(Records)

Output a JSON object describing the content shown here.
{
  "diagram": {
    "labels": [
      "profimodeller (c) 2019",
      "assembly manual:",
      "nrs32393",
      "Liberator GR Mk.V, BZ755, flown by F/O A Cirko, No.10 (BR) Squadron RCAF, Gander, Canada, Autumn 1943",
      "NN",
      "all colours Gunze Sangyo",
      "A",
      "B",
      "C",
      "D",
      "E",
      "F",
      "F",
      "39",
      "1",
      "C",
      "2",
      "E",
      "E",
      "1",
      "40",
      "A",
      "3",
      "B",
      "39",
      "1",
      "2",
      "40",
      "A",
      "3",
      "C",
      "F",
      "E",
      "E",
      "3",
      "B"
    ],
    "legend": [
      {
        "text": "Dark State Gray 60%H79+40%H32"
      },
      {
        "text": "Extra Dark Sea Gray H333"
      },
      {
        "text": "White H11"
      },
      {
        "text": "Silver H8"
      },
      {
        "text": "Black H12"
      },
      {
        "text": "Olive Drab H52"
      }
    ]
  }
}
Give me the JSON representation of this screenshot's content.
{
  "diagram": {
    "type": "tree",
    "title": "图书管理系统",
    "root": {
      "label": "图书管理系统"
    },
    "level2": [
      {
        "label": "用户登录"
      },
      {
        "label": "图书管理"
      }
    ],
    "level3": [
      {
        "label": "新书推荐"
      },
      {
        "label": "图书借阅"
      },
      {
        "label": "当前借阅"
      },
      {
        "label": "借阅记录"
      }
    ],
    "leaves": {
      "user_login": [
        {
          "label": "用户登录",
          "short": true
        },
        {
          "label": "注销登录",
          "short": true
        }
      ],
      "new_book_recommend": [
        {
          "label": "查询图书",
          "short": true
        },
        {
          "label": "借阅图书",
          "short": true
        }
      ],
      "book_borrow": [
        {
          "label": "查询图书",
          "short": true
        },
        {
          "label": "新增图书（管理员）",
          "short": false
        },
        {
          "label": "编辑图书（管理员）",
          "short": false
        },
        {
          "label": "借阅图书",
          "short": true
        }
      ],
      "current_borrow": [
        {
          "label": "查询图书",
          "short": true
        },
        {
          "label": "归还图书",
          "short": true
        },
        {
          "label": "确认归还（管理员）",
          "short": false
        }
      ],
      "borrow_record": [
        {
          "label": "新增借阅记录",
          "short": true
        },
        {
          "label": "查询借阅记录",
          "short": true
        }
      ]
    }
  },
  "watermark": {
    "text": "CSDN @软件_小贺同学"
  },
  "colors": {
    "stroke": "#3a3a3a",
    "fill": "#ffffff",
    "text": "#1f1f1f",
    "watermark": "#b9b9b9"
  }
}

▶ **Work to do**: Look above for every line with the word "Dark" and copy it.

▶ **Solved problem**:
        "text": "Dark State Gray 60%H79+40%H32"
        "text": "Extra Dark Sea Gray H333"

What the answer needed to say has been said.